====== SUPPLIED RECORDS ======

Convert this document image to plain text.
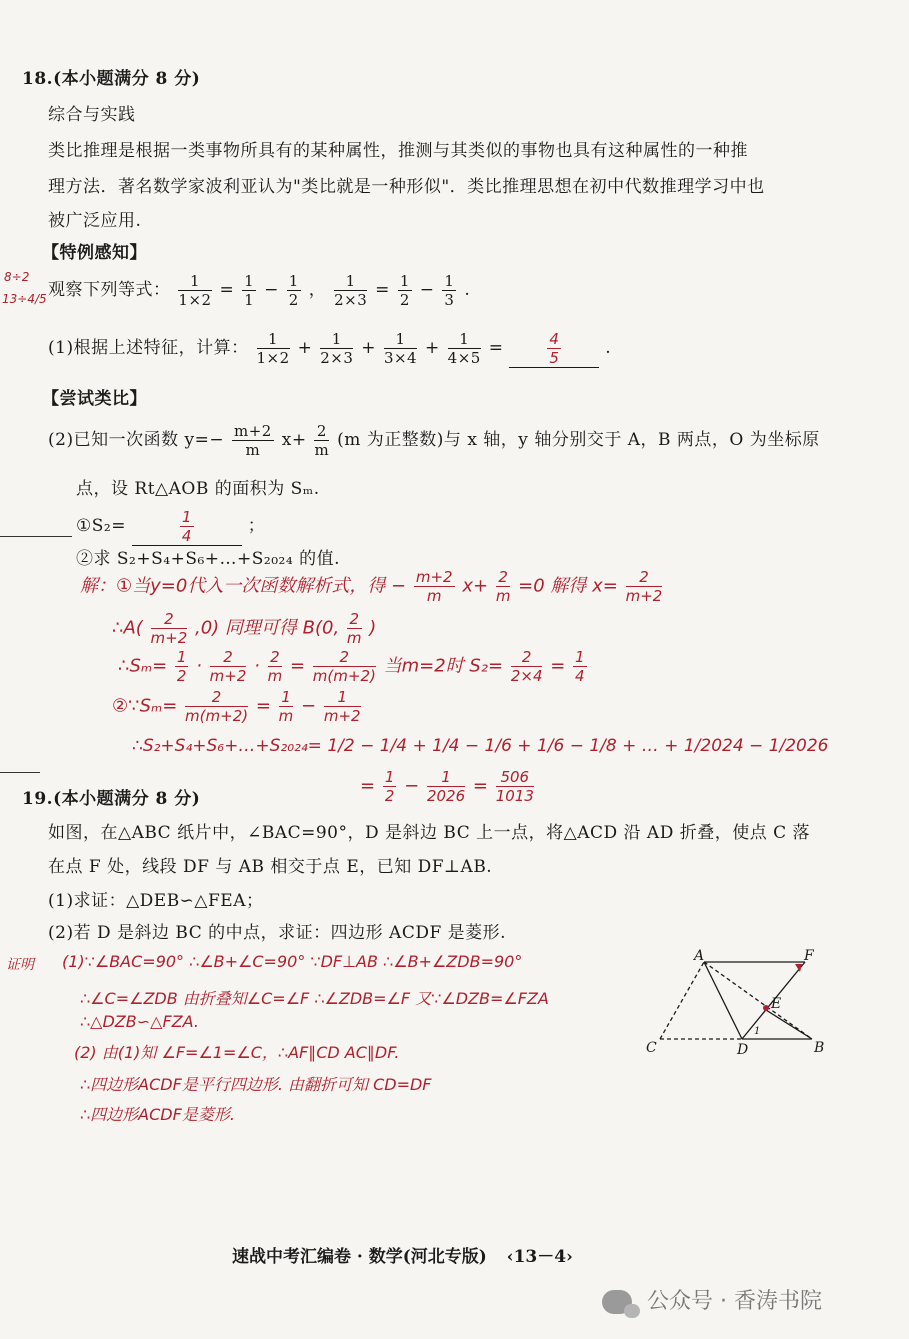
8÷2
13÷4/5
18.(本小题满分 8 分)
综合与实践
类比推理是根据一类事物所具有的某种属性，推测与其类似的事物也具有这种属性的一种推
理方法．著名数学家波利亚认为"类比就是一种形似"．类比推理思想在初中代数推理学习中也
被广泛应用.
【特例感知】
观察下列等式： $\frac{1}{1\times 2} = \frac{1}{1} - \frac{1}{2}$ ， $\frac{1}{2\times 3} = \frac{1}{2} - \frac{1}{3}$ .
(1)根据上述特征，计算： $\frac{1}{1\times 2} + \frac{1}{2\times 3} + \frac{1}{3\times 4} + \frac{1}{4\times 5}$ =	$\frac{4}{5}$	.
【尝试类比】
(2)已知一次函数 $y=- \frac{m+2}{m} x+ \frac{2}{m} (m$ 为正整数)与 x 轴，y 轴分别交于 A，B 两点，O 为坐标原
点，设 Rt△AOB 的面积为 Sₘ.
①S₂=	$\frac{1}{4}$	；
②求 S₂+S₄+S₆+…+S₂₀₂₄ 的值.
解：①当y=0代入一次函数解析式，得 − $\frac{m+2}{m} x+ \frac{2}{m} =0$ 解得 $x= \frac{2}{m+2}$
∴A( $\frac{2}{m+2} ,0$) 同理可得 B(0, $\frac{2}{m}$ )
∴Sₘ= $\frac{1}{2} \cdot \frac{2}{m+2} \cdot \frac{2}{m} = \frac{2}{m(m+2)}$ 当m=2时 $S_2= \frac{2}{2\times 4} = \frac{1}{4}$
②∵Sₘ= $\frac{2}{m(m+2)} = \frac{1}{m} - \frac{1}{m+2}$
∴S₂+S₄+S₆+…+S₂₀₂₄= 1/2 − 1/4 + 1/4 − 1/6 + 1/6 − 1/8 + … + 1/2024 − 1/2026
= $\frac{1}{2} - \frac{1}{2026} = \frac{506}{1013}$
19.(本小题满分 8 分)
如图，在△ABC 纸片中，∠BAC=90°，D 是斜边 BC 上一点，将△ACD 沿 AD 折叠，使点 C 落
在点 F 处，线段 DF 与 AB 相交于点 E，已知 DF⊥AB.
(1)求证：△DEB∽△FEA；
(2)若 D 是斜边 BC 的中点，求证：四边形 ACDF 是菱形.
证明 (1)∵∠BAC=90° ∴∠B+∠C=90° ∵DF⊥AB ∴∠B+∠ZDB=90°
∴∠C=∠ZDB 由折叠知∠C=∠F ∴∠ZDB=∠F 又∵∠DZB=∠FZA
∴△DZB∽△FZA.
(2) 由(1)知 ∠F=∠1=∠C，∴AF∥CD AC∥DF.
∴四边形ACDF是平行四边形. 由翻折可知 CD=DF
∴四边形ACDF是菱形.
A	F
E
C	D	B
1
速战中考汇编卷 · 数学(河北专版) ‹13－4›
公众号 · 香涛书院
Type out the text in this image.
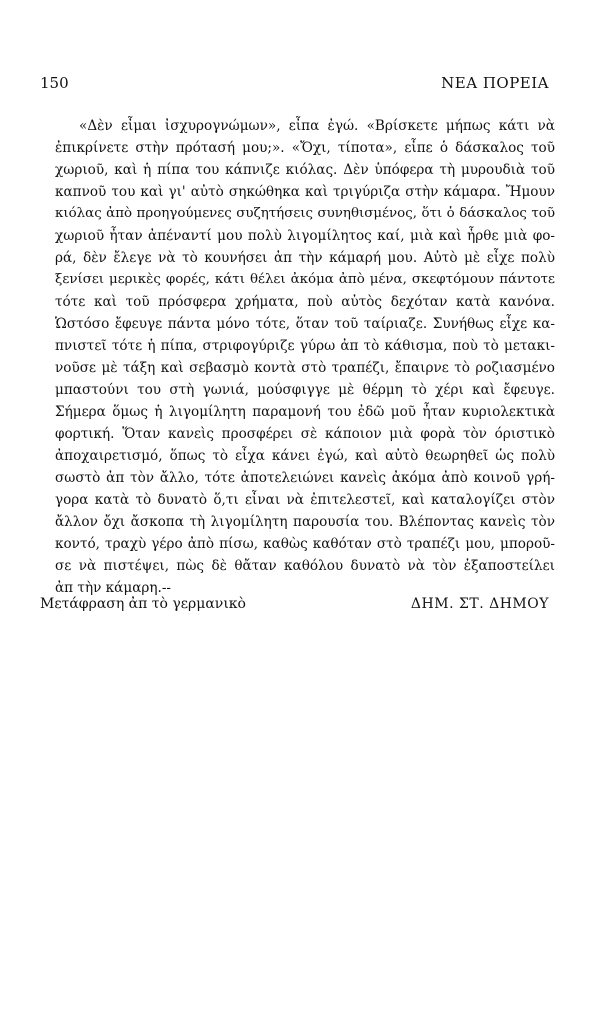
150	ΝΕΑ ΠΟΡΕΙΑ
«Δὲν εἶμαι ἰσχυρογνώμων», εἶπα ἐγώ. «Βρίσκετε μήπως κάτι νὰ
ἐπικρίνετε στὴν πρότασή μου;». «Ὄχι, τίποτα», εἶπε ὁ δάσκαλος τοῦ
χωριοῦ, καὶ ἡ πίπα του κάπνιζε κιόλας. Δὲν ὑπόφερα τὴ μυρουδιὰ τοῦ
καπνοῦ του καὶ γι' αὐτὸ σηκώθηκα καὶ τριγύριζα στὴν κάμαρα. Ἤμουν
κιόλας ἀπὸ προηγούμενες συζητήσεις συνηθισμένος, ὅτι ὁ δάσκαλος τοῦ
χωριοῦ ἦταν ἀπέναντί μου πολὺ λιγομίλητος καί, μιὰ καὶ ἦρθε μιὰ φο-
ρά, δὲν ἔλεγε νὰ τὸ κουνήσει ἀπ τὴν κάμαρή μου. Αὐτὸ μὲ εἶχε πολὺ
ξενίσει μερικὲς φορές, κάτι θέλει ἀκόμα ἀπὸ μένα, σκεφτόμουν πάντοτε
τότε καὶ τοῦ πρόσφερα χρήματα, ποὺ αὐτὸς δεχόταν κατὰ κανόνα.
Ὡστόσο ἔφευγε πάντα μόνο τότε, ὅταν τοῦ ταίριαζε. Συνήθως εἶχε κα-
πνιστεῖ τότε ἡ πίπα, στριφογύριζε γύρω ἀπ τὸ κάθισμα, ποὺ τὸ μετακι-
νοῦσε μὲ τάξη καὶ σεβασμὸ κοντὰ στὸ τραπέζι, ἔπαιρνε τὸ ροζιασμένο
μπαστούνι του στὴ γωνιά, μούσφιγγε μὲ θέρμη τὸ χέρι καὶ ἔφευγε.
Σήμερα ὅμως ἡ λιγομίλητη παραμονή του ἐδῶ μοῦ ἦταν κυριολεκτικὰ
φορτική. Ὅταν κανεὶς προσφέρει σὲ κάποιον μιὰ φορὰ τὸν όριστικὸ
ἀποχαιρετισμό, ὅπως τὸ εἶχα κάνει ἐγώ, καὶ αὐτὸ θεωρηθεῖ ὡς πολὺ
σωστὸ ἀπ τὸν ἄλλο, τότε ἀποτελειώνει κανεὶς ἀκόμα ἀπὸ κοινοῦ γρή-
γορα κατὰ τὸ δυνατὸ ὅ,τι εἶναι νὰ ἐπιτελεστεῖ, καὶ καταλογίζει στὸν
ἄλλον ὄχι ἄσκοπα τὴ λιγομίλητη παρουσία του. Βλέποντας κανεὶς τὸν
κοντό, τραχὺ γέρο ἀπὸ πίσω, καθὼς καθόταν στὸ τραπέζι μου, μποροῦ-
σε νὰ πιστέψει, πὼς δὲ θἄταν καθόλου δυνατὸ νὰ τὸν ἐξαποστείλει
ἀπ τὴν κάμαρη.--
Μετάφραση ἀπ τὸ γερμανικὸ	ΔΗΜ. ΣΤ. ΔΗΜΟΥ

======

EXERCISE BRIEF - Copy the listing in full and without alteration, omitting every picture.

SOLVED EXERCISE -
Convert this document image to plain text.
8÷2
13÷4/5
18.(本小题满分 8 分)
综合与实践
类比推理是根据一类事物所具有的某种属性，推测与其类似的事物也具有这种属性的一种推
理方法．著名数学家波利亚认为"类比就是一种形似"．类比推理思想在初中代数推理学习中也
被广泛应用.
【特例感知】
观察下列等式： $\frac{1}{1\times 2} = \frac{1}{1} - \frac{1}{2}$ ， $\frac{1}{2\times 3} = \frac{1}{2} - \frac{1}{3}$ .
(1)根据上述特征，计算： $\frac{1}{1\times 2} + \frac{1}{2\times 3} + \frac{1}{3\times 4} + \frac{1}{4\times 5}$ =	$\frac{4}{5}$	.
【尝试类比】
(2)已知一次函数 $y=- \frac{m+2}{m} x+ \frac{2}{m} (m$ 为正整数)与 x 轴，y 轴分别交于 A，B 两点，O 为坐标原
点，设 Rt△AOB 的面积为 Sₘ.
①S₂=	$\frac{1}{4}$	；
②求 S₂+S₄+S₆+…+S₂₀₂₄ 的值.
解：①当y=0代入一次函数解析式，得 − $\frac{m+2}{m} x+ \frac{2}{m} =0$ 解得 $x= \frac{2}{m+2}$
∴A( $\frac{2}{m+2} ,0$) 同理可得 B(0, $\frac{2}{m}$ )
∴Sₘ= $\frac{1}{2} \cdot \frac{2}{m+2} \cdot \frac{2}{m} = \frac{2}{m(m+2)}$ 当m=2时 $S_2= \frac{2}{2\times 4} = \frac{1}{4}$
②∵Sₘ= $\frac{2}{m(m+2)} = \frac{1}{m} - \frac{1}{m+2}$
∴S₂+S₄+S₆+…+S₂₀₂₄= 1/2 − 1/4 + 1/4 − 1/6 + 1/6 − 1/8 + … + 1/2024 − 1/2026
= $\frac{1}{2} - \frac{1}{2026} = \frac{506}{1013}$
19.(本小题满分 8 分)
如图，在△ABC 纸片中，∠BAC=90°，D 是斜边 BC 上一点，将△ACD 沿 AD 折叠，使点 C 落
在点 F 处，线段 DF 与 AB 相交于点 E，已知 DF⊥AB.
(1)求证：△DEB∽△FEA；
(2)若 D 是斜边 BC 的中点，求证：四边形 ACDF 是菱形.
证明 (1)∵∠BAC=90° ∴∠B+∠C=90° ∵DF⊥AB ∴∠B+∠ZDB=90°
∴∠C=∠ZDB 由折叠知∠C=∠F ∴∠ZDB=∠F 又∵∠DZB=∠FZA
∴△DZB∽△FZA.
(2) 由(1)知 ∠F=∠1=∠C，∴AF∥CD AC∥DF.
∴四边形ACDF是平行四边形. 由翻折可知 CD=DF
∴四边形ACDF是菱形.
A	F
E
C	D	B
1
速战中考汇编卷 · 数学(河北专版) ‹13－4›
公众号 · 香涛书院
Type out the text in this image.
150	ΝΕΑ ΠΟΡΕΙΑ
«Δὲν εἶμαι ἰσχυρογνώμων», εἶπα ἐγώ. «Βρίσκετε μήπως κάτι νὰ
ἐπικρίνετε στὴν πρότασή μου;». «Ὄχι, τίποτα», εἶπε ὁ δάσκαλος τοῦ
χωριοῦ, καὶ ἡ πίπα του κάπνιζε κιόλας. Δὲν ὑπόφερα τὴ μυρουδιὰ τοῦ
καπνοῦ του καὶ γι' αὐτὸ σηκώθηκα καὶ τριγύριζα στὴν κάμαρα. Ἤμουν
κιόλας ἀπὸ προηγούμενες συζητήσεις συνηθισμένος, ὅτι ὁ δάσκαλος τοῦ
χωριοῦ ἦταν ἀπέναντί μου πολὺ λιγομίλητος καί, μιὰ καὶ ἦρθε μιὰ φο-
ρά, δὲν ἔλεγε νὰ τὸ κουνήσει ἀπ τὴν κάμαρή μου. Αὐτὸ μὲ εἶχε πολὺ
ξενίσει μερικὲς φορές, κάτι θέλει ἀκόμα ἀπὸ μένα, σκεφτόμουν πάντοτε
τότε καὶ τοῦ πρόσφερα χρήματα, ποὺ αὐτὸς δεχόταν κατὰ κανόνα.
Ὡστόσο ἔφευγε πάντα μόνο τότε, ὅταν τοῦ ταίριαζε. Συνήθως εἶχε κα-
πνιστεῖ τότε ἡ πίπα, στριφογύριζε γύρω ἀπ τὸ κάθισμα, ποὺ τὸ μετακι-
νοῦσε μὲ τάξη καὶ σεβασμὸ κοντὰ στὸ τραπέζι, ἔπαιρνε τὸ ροζιασμένο
μπαστούνι του στὴ γωνιά, μούσφιγγε μὲ θέρμη τὸ χέρι καὶ ἔφευγε.
Σήμερα ὅμως ἡ λιγομίλητη παραμονή του ἐδῶ μοῦ ἦταν κυριολεκτικὰ
φορτική. Ὅταν κανεὶς προσφέρει σὲ κάποιον μιὰ φορὰ τὸν όριστικὸ
ἀποχαιρετισμό, ὅπως τὸ εἶχα κάνει ἐγώ, καὶ αὐτὸ θεωρηθεῖ ὡς πολὺ
σωστὸ ἀπ τὸν ἄλλο, τότε ἀποτελειώνει κανεὶς ἀκόμα ἀπὸ κοινοῦ γρή-
γορα κατὰ τὸ δυνατὸ ὅ,τι εἶναι νὰ ἐπιτελεστεῖ, καὶ καταλογίζει στὸν
ἄλλον ὄχι ἄσκοπα τὴ λιγομίλητη παρουσία του. Βλέποντας κανεὶς τὸν
κοντό, τραχὺ γέρο ἀπὸ πίσω, καθὼς καθόταν στὸ τραπέζι μου, μποροῦ-
σε νὰ πιστέψει, πὼς δὲ θἄταν καθόλου δυνατὸ νὰ τὸν ἐξαποστείλει
ἀπ τὴν κάμαρη.--
Μετάφραση ἀπ τὸ γερμανικὸ	ΔΗΜ. ΣΤ. ΔΗΜΟΥ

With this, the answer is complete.